═════ TASK INPUTS ═════

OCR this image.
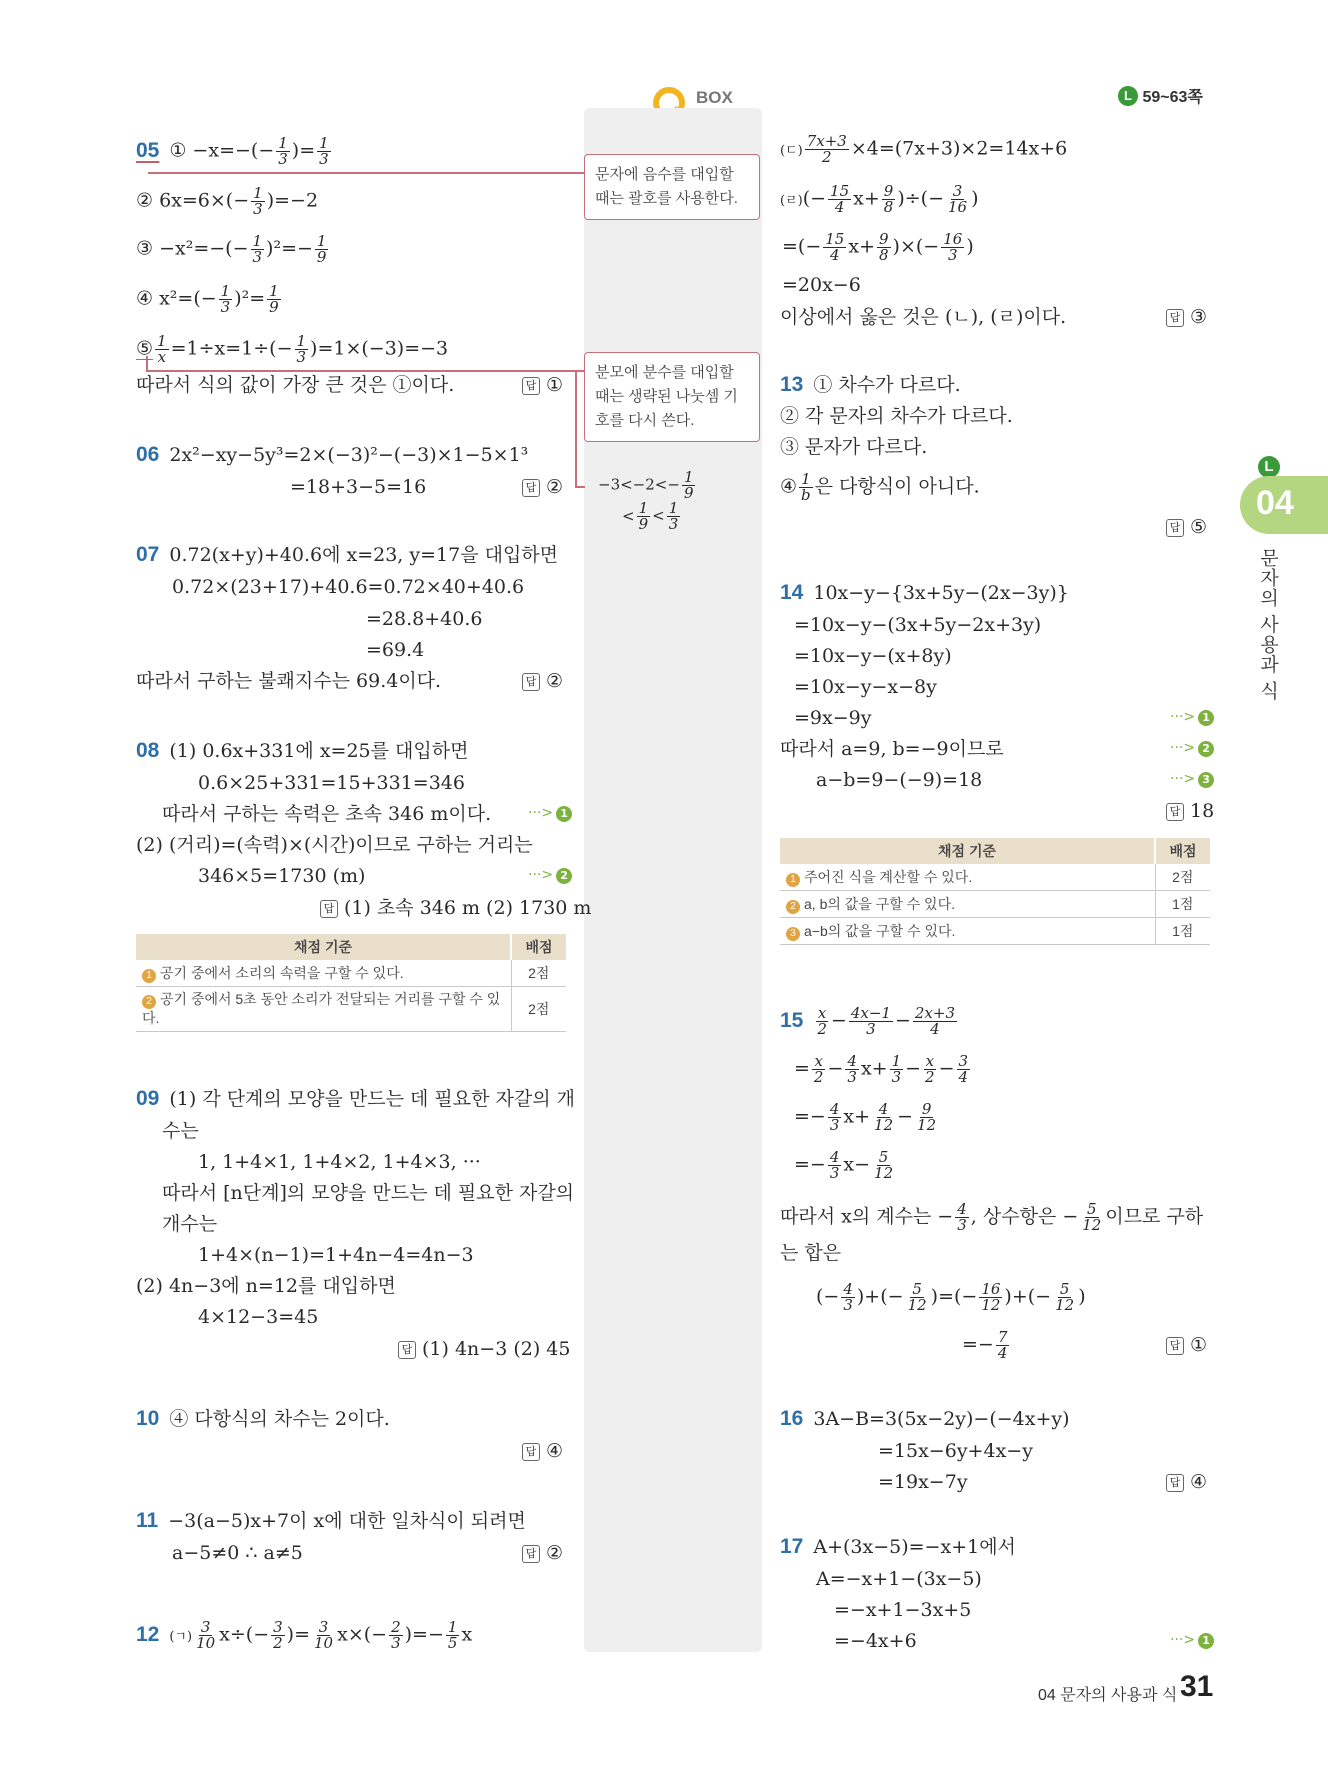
BOX	L 59~63쪽
L
04
문자의 사용과 식
문자에 음수를 대입할 때는 괄호를 사용한다.
분모에 분수를 대입할 때는 생략된 나눗셈 기호를 다시 쓴다.
$-3<-2<- \frac{1}{9}$

< $\frac{1}{9} < \frac{1}{3}$
05 ① $-x=-(- \frac{1}{3}$ )= $\frac{1}{3}$
② $6x=6\times(- \frac{1}{3} )=-2$
③ $-x^2=-(- \frac{1}{3} )^2=- \frac{1}{9}$
④ $x^2=(- \frac{1}{3} )^2= \frac{1}{9}$
⑤ $\frac{1}{x} =1\div x=1\div(- \frac{1}{3} )=1\times(-3)=-3$
따라서 식의 값이 가장 큰 것은 ①이다.	답 ①
06 2x²−xy−5y³=2×(−3)²−(−3)×1−5×1³
=18+3−5=16	답 ②
07 0.72(x+y)+40.6에 x=23, y=17을 대입하면
0.72×(23+17)+40.6=0.72×40+40.6
=28.8+40.6
=69.4
따라서 구하는 불쾌지수는 69.4이다.	답 ②
08 (1) 0.6x+331에 x=25를 대입하면
0.6×25+331=15+331=346
따라서 구하는 속력은 초속 346 m이다.	···> 1
(2) (거리)=(속력)×(시간)이므로 구하는 거리는
346×5=1730 (m)	···> 2
답 (1) 초속 346 m (2) 1730 m
채점 기준	배점
1 공기 중에서 소리의 속력을 구할 수 있다.	2점
2 공기 중에서 5초 동안 소리가 전달되는 거리를 구할 수 있다.	2점
09 (1) 각 단계의 모양을 만드는 데 필요한 자갈의 개
수는
1, 1+4×1, 1+4×2, 1+4×3, ···
따라서 [n단계]의 모양을 만드는 데 필요한 자갈의
개수는
1+4×(n−1)=1+4n−4=4n−3
(2) 4n−3에 n=12를 대입하면
4×12−3=45
답 (1) 4n−3 (2) 45
10 ④ 다항식의 차수는 2이다.
답 ④
11 −3(a−5)x+7이 x에 대한 일차식이 되려면
a−5≠0 ∴ a≠5	답 ②
12 (ㄱ) $\frac{3}{10} x\div(- \frac{3}{2}$ )= $\frac{3}{10} x\times(- \frac{2}{3}$ )=− $\frac{1}{5}$ x
(ㄷ) $\frac{7x+3}{2} \times 4=(7x+3)\times 2=14x+6$
(ㄹ)(− $\frac{15}{4} x+ \frac{9}{8}$ )÷(− $\frac{3}{16}$ )
=(− $\frac{15}{4} x+ \frac{9}{8}$ )×(− $\frac{16}{3}$ )
=20x−6
이상에서 옳은 것은 (ㄴ), (ㄹ)이다.	답 ③
13 ① 차수가 다르다.
② 각 문자의 차수가 다르다.
③ 문자가 다르다.
④ $\frac{1}{b}$ 은 다항식이 아니다.
답 ⑤
14 10x−y−{3x+5y−(2x−3y)}
=10x−y−(3x+5y−2x+3y)
=10x−y−(x+8y)
=10x−y−x−8y
=9x−9y	···> 1
따라서 a=9, b=−9이므로	···> 2
a−b=9−(−9)=18	···> 3
답 18
채점 기준	배점
1 주어진 식을 계산할 수 있다.	2점
2 a, b의 값을 구할 수 있다.	1점
3 a−b의 값을 구할 수 있다.	1점
$15 \frac{x}{2} - \frac{4x-1}{3} - \frac{2x+3}{4}$
= $\frac{x}{2} - \frac{4}{3} x+ \frac{1}{3} - \frac{x}{2} - \frac{3}{4}$
=− $\frac{4}{3} x+ \frac{4}{12} - \frac{9}{12}$
=− $\frac{4}{3} x- \frac{5}{12}$
따라서 x의 계수는 − $\frac{4}{3}$ , 상수항은 − $\frac{5}{12}$ 이므로 구하
는 합은
(− $\frac{4}{3}$ )+(− $\frac{5}{12}$ )=(− $\frac{16}{12}$ )+(− $\frac{5}{12}$ )
=− $\frac{7}{4}$	답 ①
16 3A−B=3(5x−2y)−(−4x+y)
=15x−6y+4x−y
=19x−7y	답 ④
17 A+(3x−5)=−x+1에서
A=−x+1−(3x−5)
=−x+1−3x+5
=−4x+6	···> 1
04 문자의 사용과 식 31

═════

Copy every line of the data word for word, omitting the images.

OCR this image.
BOX	L 59~63쪽
L
04
문자의 사용과 식
문자에 음수를 대입할 때는 괄호를 사용한다.
분모에 분수를 대입할 때는 생략된 나눗셈 기호를 다시 쓴다.
$-3<-2<- \frac{1}{9}$

< $\frac{1}{9} < \frac{1}{3}$
05 ① $-x=-(- \frac{1}{3}$ )= $\frac{1}{3}$
② $6x=6\times(- \frac{1}{3} )=-2$
③ $-x^2=-(- \frac{1}{3} )^2=- \frac{1}{9}$
④ $x^2=(- \frac{1}{3} )^2= \frac{1}{9}$
⑤ $\frac{1}{x} =1\div x=1\div(- \frac{1}{3} )=1\times(-3)=-3$
따라서 식의 값이 가장 큰 것은 ①이다.	답 ①
06 2x²−xy−5y³=2×(−3)²−(−3)×1−5×1³
=18+3−5=16	답 ②
07 0.72(x+y)+40.6에 x=23, y=17을 대입하면
0.72×(23+17)+40.6=0.72×40+40.6
=28.8+40.6
=69.4
따라서 구하는 불쾌지수는 69.4이다.	답 ②
08 (1) 0.6x+331에 x=25를 대입하면
0.6×25+331=15+331=346
따라서 구하는 속력은 초속 346 m이다.	···> 1
(2) (거리)=(속력)×(시간)이므로 구하는 거리는
346×5=1730 (m)	···> 2
답 (1) 초속 346 m (2) 1730 m
채점 기준	배점
1 공기 중에서 소리의 속력을 구할 수 있다.	2점
2 공기 중에서 5초 동안 소리가 전달되는 거리를 구할 수 있다.	2점
09 (1) 각 단계의 모양을 만드는 데 필요한 자갈의 개
수는
1, 1+4×1, 1+4×2, 1+4×3, ···
따라서 [n단계]의 모양을 만드는 데 필요한 자갈의
개수는
1+4×(n−1)=1+4n−4=4n−3
(2) 4n−3에 n=12를 대입하면
4×12−3=45
답 (1) 4n−3 (2) 45
10 ④ 다항식의 차수는 2이다.
답 ④
11 −3(a−5)x+7이 x에 대한 일차식이 되려면
a−5≠0 ∴ a≠5	답 ②
12 (ㄱ) $\frac{3}{10} x\div(- \frac{3}{2}$ )= $\frac{3}{10} x\times(- \frac{2}{3}$ )=− $\frac{1}{5}$ x
(ㄷ) $\frac{7x+3}{2} \times 4=(7x+3)\times 2=14x+6$
(ㄹ)(− $\frac{15}{4} x+ \frac{9}{8}$ )÷(− $\frac{3}{16}$ )
=(− $\frac{15}{4} x+ \frac{9}{8}$ )×(− $\frac{16}{3}$ )
=20x−6
이상에서 옳은 것은 (ㄴ), (ㄹ)이다.	답 ③
13 ① 차수가 다르다.
② 각 문자의 차수가 다르다.
③ 문자가 다르다.
④ $\frac{1}{b}$ 은 다항식이 아니다.
답 ⑤
14 10x−y−{3x+5y−(2x−3y)}
=10x−y−(3x+5y−2x+3y)
=10x−y−(x+8y)
=10x−y−x−8y
=9x−9y	···> 1
따라서 a=9, b=−9이므로	···> 2
a−b=9−(−9)=18	···> 3
답 18
채점 기준	배점
1 주어진 식을 계산할 수 있다.	2점
2 a, b의 값을 구할 수 있다.	1점
3 a−b의 값을 구할 수 있다.	1점
$15 \frac{x}{2} - \frac{4x-1}{3} - \frac{2x+3}{4}$
= $\frac{x}{2} - \frac{4}{3} x+ \frac{1}{3} - \frac{x}{2} - \frac{3}{4}$
=− $\frac{4}{3} x+ \frac{4}{12} - \frac{9}{12}$
=− $\frac{4}{3} x- \frac{5}{12}$
따라서 x의 계수는 − $\frac{4}{3}$ , 상수항은 − $\frac{5}{12}$ 이므로 구하
는 합은
(− $\frac{4}{3}$ )+(− $\frac{5}{12}$ )=(− $\frac{16}{12}$ )+(− $\frac{5}{12}$ )
=− $\frac{7}{4}$	답 ①
16 3A−B=3(5x−2y)−(−4x+y)
=15x−6y+4x−y
=19x−7y	답 ④
17 A+(3x−5)=−x+1에서
A=−x+1−(3x−5)
=−x+1−3x+5
=−4x+6	···> 1
04 문자의 사용과 식 31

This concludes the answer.